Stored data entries
□ □ □ □ □ □ □
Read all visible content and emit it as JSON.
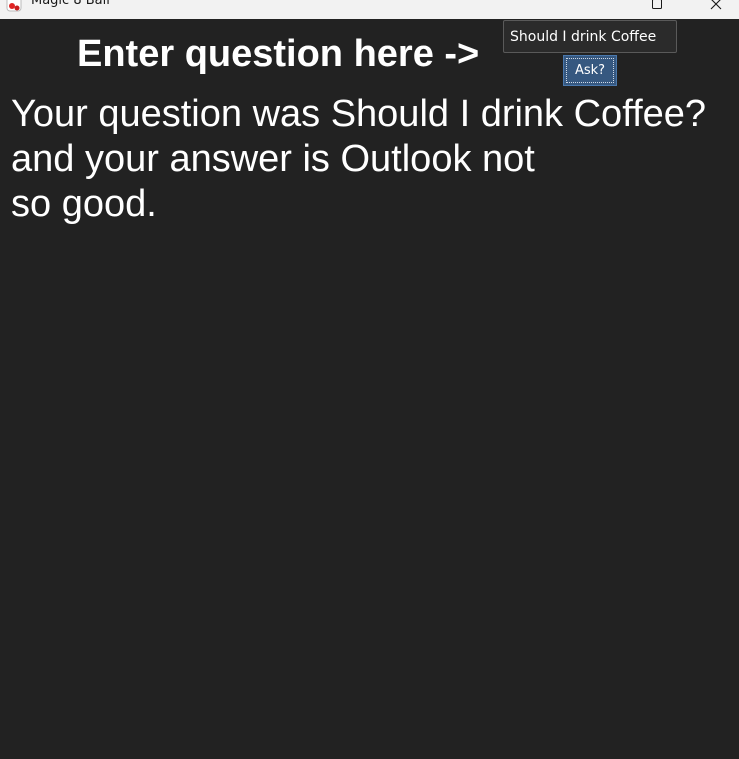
{
  "window": {
    "title": "Magic 8 Ball",
    "icon": "magic-8-ball-app-icon",
    "controls": [
      "maximize-icon",
      "close-icon"
    ]
  },
  "form": {
    "prompt_label": "Enter question here ->",
    "question_value": "Should I drink Coffee",
    "ask_button_label": "Ask?"
  },
  "result": {
    "lines": [
      "Your question was Should I drink Coffee?",
      "and your answer is Outlook not",
      "so good."
    ]
  },
  "colors": {
    "background": "#222222",
    "titlebar": "#f2f2f2",
    "text": "#ffffff",
    "button": "#365880"
  }
}
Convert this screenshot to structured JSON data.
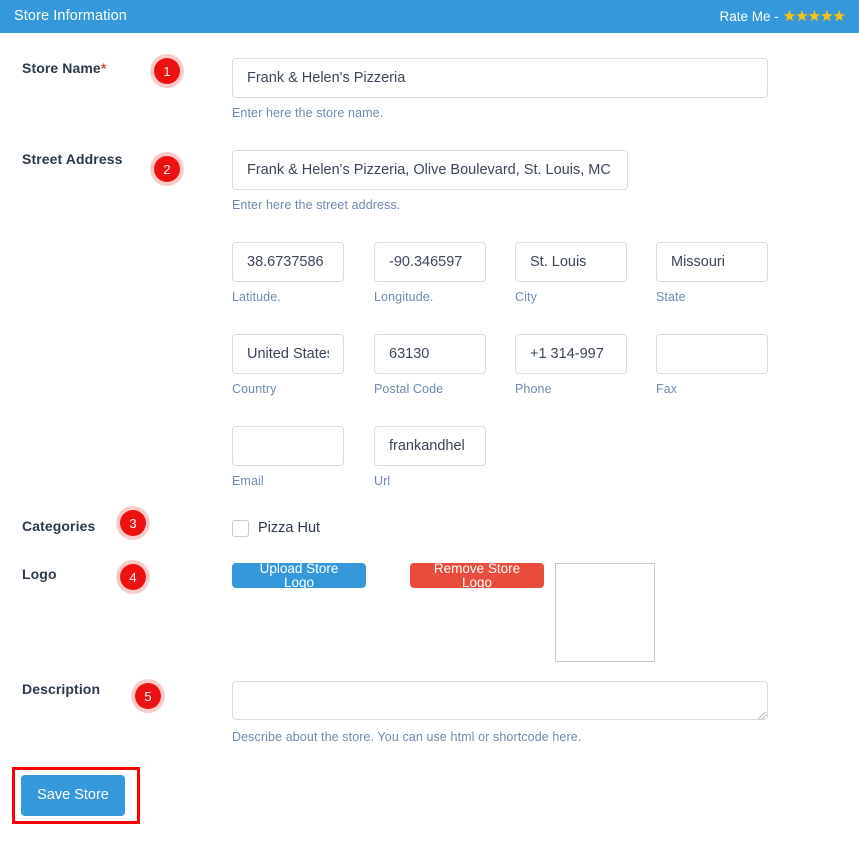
{
  "header": {
    "title": "Store Information",
    "rate_label": "Rate Me -",
    "star_glyph": "★",
    "star_count": 5,
    "bar_color": "#3498db",
    "star_color": "#f5c518"
  },
  "badges": {
    "one": "1",
    "two": "2",
    "three": "3",
    "four": "4",
    "five": "5",
    "color": "#ee1111"
  },
  "fields": {
    "store_name": {
      "label": "Store Name",
      "required_mark": "*",
      "value": "Frank & Helen's Pizzeria",
      "hint": "Enter here the store name."
    },
    "street_address": {
      "label": "Street Address",
      "value": "Frank & Helen's Pizzeria, Olive Boulevard, St. Louis, MC",
      "hint": "Enter here the street address."
    },
    "latitude": {
      "value": "38.6737586",
      "hint": "Latitude."
    },
    "longitude": {
      "value": "-90.346597",
      "hint": "Longitude."
    },
    "city": {
      "value": "St. Louis",
      "hint": "City"
    },
    "state": {
      "value": "Missouri",
      "hint": "State"
    },
    "country": {
      "value": "United States",
      "hint": "Country"
    },
    "postal_code": {
      "value": "63130",
      "hint": "Postal Code"
    },
    "phone": {
      "value": "+1 314-997",
      "hint": "Phone"
    },
    "fax": {
      "value": "",
      "hint": "Fax"
    },
    "email": {
      "value": "",
      "hint": "Email"
    },
    "url": {
      "value": "frankandhel",
      "hint": "Url"
    }
  },
  "categories": {
    "label": "Categories",
    "items": [
      {
        "label": "Pizza Hut",
        "checked": false
      }
    ]
  },
  "logo": {
    "label": "Logo",
    "upload_label": "Upload Store Logo",
    "remove_label": "Remove Store Logo",
    "upload_color": "#3498db",
    "remove_color": "#e74c3c"
  },
  "description": {
    "label": "Description",
    "value": "",
    "hint": "Describe about the store. You can use html or shortcode here."
  },
  "save": {
    "label": "Save Store",
    "button_color": "#3498db",
    "highlight_color": "#ff0000"
  }
}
□ □ □ □ □ □ □
* _Exercise description_
Scan the records above for the string "here", then select every line that holds it.

* _Task result_
    "prompt_label": "Enter question here ->",
      "hint": "Enter here the store name."
      "hint": "Enter here the street address."
    "hint": "Describe about the store. You can use html or shortcode here."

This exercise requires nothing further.